Task details:
Which lines hold the word "JSON"? Copy each of them from the material.

Data to process:
********************

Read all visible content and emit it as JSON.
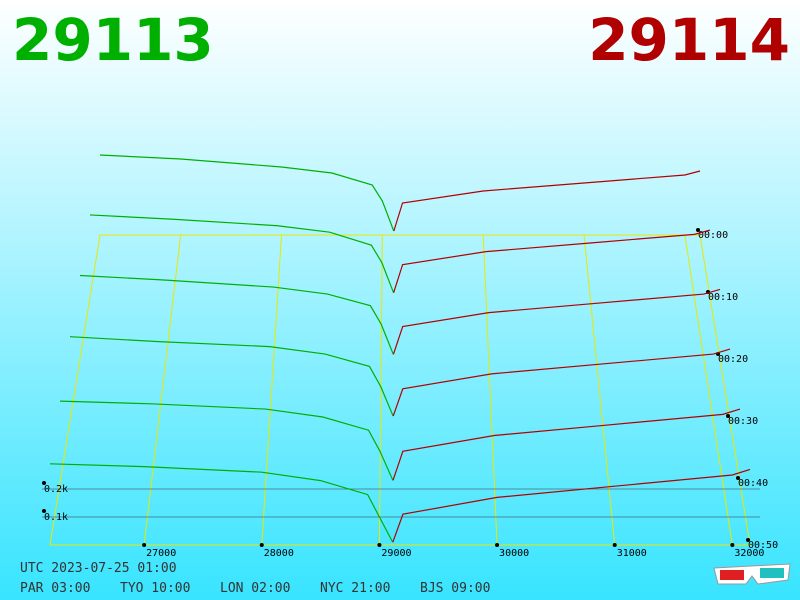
{
  "chart_data": {
    "type": "depth3d",
    "bid_price": 29113,
    "ask_price": 29114,
    "bid_color": "#00b000",
    "ask_color": "#b00000",
    "grid_color": "#e8e800",
    "xlim": [
      26200,
      32150
    ],
    "xticks": [
      27000,
      28000,
      29000,
      30000,
      31000,
      32000
    ],
    "zticks": [
      {
        "value": 0.1,
        "label": "0.1k"
      },
      {
        "value": 0.2,
        "label": "0.2k"
      }
    ],
    "bid_prices": [
      26200,
      27000,
      28000,
      28500,
      28900,
      29000,
      29113
    ],
    "ask_prices": [
      29114,
      29200,
      30000,
      31000,
      32000,
      32150
    ],
    "slices": [
      {
        "time": "00:00",
        "bids": [
          0.4,
          0.38,
          0.34,
          0.31,
          0.25,
          0.17,
          0.02
        ],
        "asks": [
          0.02,
          0.16,
          0.22,
          0.26,
          0.3,
          0.32
        ]
      },
      {
        "time": "00:10",
        "bids": [
          0.38,
          0.36,
          0.33,
          0.3,
          0.24,
          0.16,
          0.02
        ],
        "asks": [
          0.02,
          0.15,
          0.21,
          0.25,
          0.29,
          0.31
        ]
      },
      {
        "time": "00:20",
        "bids": [
          0.36,
          0.34,
          0.31,
          0.28,
          0.23,
          0.15,
          0.02
        ],
        "asks": [
          0.02,
          0.14,
          0.2,
          0.24,
          0.28,
          0.3
        ]
      },
      {
        "time": "00:30",
        "bids": [
          0.34,
          0.32,
          0.3,
          0.27,
          0.22,
          0.14,
          0.02
        ],
        "asks": [
          0.02,
          0.13,
          0.19,
          0.23,
          0.27,
          0.29
        ]
      },
      {
        "time": "00:40",
        "bids": [
          0.31,
          0.3,
          0.28,
          0.25,
          0.2,
          0.12,
          0.01
        ],
        "asks": [
          0.01,
          0.12,
          0.18,
          0.22,
          0.26,
          0.28
        ]
      },
      {
        "time": "00:50",
        "bids": [
          0.29,
          0.28,
          0.26,
          0.23,
          0.18,
          0.1,
          0.01
        ],
        "asks": [
          0.01,
          0.11,
          0.17,
          0.21,
          0.25,
          0.27
        ]
      }
    ],
    "timestamp": "UTC 2023-07-25 01:00",
    "clocks": [
      "PAR 03:00",
      "TYO 10:00",
      "LON 02:00",
      "NYC 21:00",
      "BJS 09:00"
    ]
  }
}
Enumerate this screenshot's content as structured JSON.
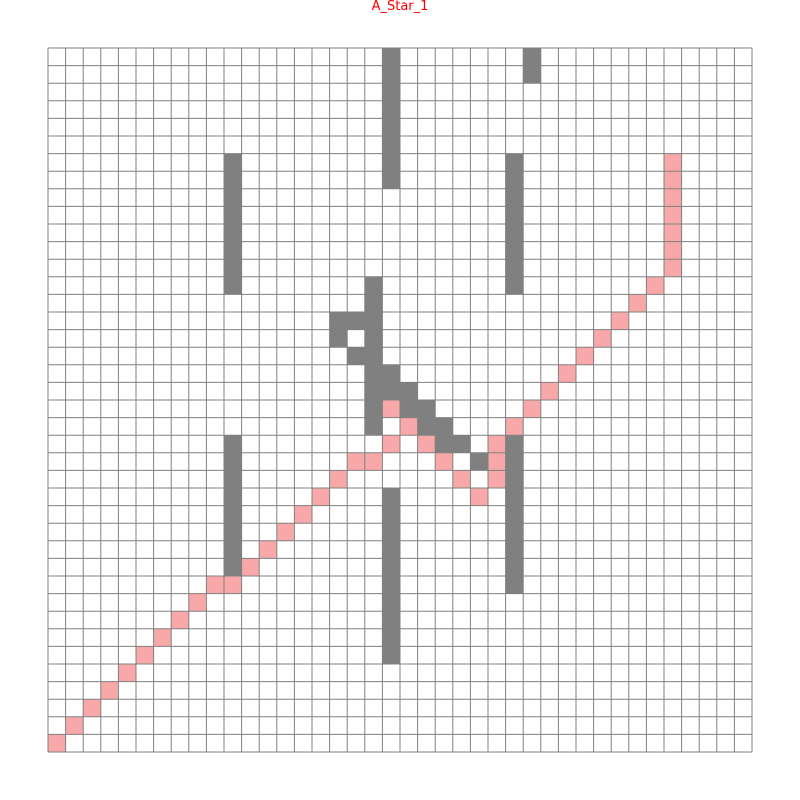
{
  "title": "A_Star_1",
  "colors": {
    "title": "#ff0000",
    "empty": "#ffffff",
    "wall": "#808080",
    "path": "#f8a8a8",
    "grid_line": "#808080"
  },
  "grid": {
    "cols": 40,
    "rows": 40,
    "walls": [
      [
        19,
        0
      ],
      [
        19,
        1
      ],
      [
        19,
        2
      ],
      [
        19,
        3
      ],
      [
        19,
        4
      ],
      [
        19,
        5
      ],
      [
        19,
        6
      ],
      [
        19,
        7
      ],
      [
        27,
        0
      ],
      [
        27,
        1
      ],
      [
        10,
        6
      ],
      [
        10,
        7
      ],
      [
        10,
        8
      ],
      [
        10,
        9
      ],
      [
        10,
        10
      ],
      [
        10,
        11
      ],
      [
        10,
        12
      ],
      [
        10,
        13
      ],
      [
        26,
        6
      ],
      [
        26,
        7
      ],
      [
        26,
        8
      ],
      [
        26,
        9
      ],
      [
        26,
        10
      ],
      [
        26,
        11
      ],
      [
        26,
        12
      ],
      [
        26,
        13
      ],
      [
        18,
        13
      ],
      [
        18,
        14
      ],
      [
        18,
        15
      ],
      [
        18,
        16
      ],
      [
        16,
        15
      ],
      [
        17,
        15
      ],
      [
        16,
        16
      ],
      [
        17,
        17
      ],
      [
        18,
        17
      ],
      [
        18,
        18
      ],
      [
        19,
        18
      ],
      [
        18,
        19
      ],
      [
        19,
        19
      ],
      [
        20,
        19
      ],
      [
        18,
        20
      ],
      [
        20,
        20
      ],
      [
        21,
        20
      ],
      [
        18,
        21
      ],
      [
        21,
        21
      ],
      [
        22,
        21
      ],
      [
        22,
        22
      ],
      [
        23,
        22
      ],
      [
        24,
        23
      ],
      [
        26,
        22
      ],
      [
        26,
        23
      ],
      [
        26,
        24
      ],
      [
        26,
        25
      ],
      [
        26,
        26
      ],
      [
        26,
        27
      ],
      [
        26,
        28
      ],
      [
        26,
        29
      ],
      [
        26,
        30
      ],
      [
        10,
        22
      ],
      [
        10,
        23
      ],
      [
        10,
        24
      ],
      [
        10,
        25
      ],
      [
        10,
        26
      ],
      [
        10,
        27
      ],
      [
        10,
        28
      ],
      [
        10,
        29
      ],
      [
        19,
        25
      ],
      [
        19,
        26
      ],
      [
        19,
        27
      ],
      [
        19,
        28
      ],
      [
        19,
        29
      ],
      [
        19,
        30
      ],
      [
        19,
        31
      ],
      [
        19,
        32
      ],
      [
        19,
        33
      ],
      [
        19,
        34
      ]
    ],
    "path": [
      [
        35,
        6
      ],
      [
        35,
        7
      ],
      [
        35,
        8
      ],
      [
        35,
        9
      ],
      [
        35,
        10
      ],
      [
        35,
        11
      ],
      [
        35,
        12
      ],
      [
        34,
        13
      ],
      [
        33,
        14
      ],
      [
        32,
        15
      ],
      [
        31,
        16
      ],
      [
        30,
        17
      ],
      [
        29,
        18
      ],
      [
        28,
        19
      ],
      [
        27,
        20
      ],
      [
        26,
        21
      ],
      [
        25,
        22
      ],
      [
        25,
        23
      ],
      [
        25,
        24
      ],
      [
        24,
        25
      ],
      [
        23,
        24
      ],
      [
        22,
        23
      ],
      [
        21,
        22
      ],
      [
        20,
        21
      ],
      [
        19,
        20
      ],
      [
        19,
        22
      ],
      [
        18,
        23
      ],
      [
        17,
        23
      ],
      [
        16,
        24
      ],
      [
        15,
        25
      ],
      [
        14,
        26
      ],
      [
        13,
        27
      ],
      [
        12,
        28
      ],
      [
        11,
        29
      ],
      [
        10,
        30
      ],
      [
        9,
        30
      ],
      [
        8,
        31
      ],
      [
        7,
        32
      ],
      [
        6,
        33
      ],
      [
        5,
        34
      ],
      [
        4,
        35
      ],
      [
        3,
        36
      ],
      [
        2,
        37
      ],
      [
        1,
        38
      ],
      [
        0,
        39
      ]
    ]
  }
}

********************

Answer for the task:
Read all visible content and emit it as JSON.
Enumerate this screenshot's content as structured JSON.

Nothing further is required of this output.